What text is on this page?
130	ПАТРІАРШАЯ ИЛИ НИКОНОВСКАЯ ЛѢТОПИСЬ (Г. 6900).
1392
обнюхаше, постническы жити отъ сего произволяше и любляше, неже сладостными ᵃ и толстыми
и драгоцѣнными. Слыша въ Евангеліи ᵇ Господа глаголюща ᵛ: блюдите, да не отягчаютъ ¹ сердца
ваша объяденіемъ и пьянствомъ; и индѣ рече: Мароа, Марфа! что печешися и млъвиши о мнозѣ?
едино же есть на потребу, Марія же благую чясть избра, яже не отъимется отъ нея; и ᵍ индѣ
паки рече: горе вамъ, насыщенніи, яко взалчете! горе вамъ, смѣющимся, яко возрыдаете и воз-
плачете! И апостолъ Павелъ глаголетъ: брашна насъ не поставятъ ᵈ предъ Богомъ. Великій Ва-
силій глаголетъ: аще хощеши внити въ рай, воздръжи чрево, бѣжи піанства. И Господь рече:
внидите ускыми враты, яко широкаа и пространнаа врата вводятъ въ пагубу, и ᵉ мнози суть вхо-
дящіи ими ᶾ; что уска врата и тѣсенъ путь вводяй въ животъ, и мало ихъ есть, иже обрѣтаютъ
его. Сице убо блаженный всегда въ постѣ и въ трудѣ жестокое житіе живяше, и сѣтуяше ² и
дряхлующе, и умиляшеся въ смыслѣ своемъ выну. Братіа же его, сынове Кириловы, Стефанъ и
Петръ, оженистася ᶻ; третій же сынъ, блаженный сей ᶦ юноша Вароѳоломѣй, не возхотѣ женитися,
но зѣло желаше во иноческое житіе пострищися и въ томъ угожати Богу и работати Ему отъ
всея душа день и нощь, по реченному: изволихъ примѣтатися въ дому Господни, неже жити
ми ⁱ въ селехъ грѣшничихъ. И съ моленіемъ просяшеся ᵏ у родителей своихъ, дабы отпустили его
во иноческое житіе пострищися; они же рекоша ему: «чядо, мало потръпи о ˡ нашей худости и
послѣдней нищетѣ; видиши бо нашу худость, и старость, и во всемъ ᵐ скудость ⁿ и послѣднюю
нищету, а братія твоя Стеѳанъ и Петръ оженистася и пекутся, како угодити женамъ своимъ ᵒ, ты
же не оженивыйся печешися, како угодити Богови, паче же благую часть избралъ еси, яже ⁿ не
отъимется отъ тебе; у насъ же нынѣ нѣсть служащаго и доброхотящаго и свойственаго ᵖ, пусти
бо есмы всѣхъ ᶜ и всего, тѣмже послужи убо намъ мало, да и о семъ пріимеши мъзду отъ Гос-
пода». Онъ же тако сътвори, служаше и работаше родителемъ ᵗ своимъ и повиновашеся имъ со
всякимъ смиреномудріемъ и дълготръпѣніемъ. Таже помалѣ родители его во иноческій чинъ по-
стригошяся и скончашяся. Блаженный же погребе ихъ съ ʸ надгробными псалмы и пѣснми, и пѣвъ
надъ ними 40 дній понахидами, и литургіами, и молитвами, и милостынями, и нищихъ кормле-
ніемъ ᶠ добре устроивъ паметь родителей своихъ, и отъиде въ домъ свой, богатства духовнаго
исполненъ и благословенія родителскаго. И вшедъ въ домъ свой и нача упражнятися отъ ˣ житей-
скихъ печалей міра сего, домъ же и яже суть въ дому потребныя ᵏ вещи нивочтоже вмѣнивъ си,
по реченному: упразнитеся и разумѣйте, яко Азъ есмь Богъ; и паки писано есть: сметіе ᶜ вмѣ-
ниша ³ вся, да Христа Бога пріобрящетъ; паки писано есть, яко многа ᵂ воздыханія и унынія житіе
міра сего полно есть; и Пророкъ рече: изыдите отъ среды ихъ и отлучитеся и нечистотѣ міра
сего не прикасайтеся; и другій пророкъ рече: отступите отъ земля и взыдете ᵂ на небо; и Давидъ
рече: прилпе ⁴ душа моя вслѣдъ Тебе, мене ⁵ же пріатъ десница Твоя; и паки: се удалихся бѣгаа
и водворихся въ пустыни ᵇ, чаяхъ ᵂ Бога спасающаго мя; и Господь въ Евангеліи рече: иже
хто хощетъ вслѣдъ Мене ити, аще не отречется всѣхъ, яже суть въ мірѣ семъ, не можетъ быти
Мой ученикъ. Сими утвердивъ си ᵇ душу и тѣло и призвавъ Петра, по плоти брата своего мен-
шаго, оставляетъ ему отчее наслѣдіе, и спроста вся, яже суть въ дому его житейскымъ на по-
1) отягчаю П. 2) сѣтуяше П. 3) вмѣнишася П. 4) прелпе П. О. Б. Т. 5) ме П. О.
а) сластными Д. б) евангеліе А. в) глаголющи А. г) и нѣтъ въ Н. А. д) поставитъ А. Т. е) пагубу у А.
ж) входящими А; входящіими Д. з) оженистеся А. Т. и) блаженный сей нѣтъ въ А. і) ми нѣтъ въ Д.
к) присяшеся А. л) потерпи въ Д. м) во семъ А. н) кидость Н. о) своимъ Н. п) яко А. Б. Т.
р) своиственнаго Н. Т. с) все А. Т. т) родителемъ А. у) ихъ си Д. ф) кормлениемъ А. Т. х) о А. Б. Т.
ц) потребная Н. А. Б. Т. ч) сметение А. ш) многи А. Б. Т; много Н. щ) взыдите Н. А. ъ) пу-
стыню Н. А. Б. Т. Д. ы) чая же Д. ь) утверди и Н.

□ □ □

**WHAT TO PRODUCE:**
Collect each line holding the string "душа".

**CORRECT OUTPUT:**
всея душа день и нощь, по реченному: изволихъ примѣтатися въ дому Господни, неже жити
рече: прилпе ⁴ душа моя вслѣдъ Тебе, мене ⁵ же пріатъ десница Твоя; и паки: се удалихся бѣгаа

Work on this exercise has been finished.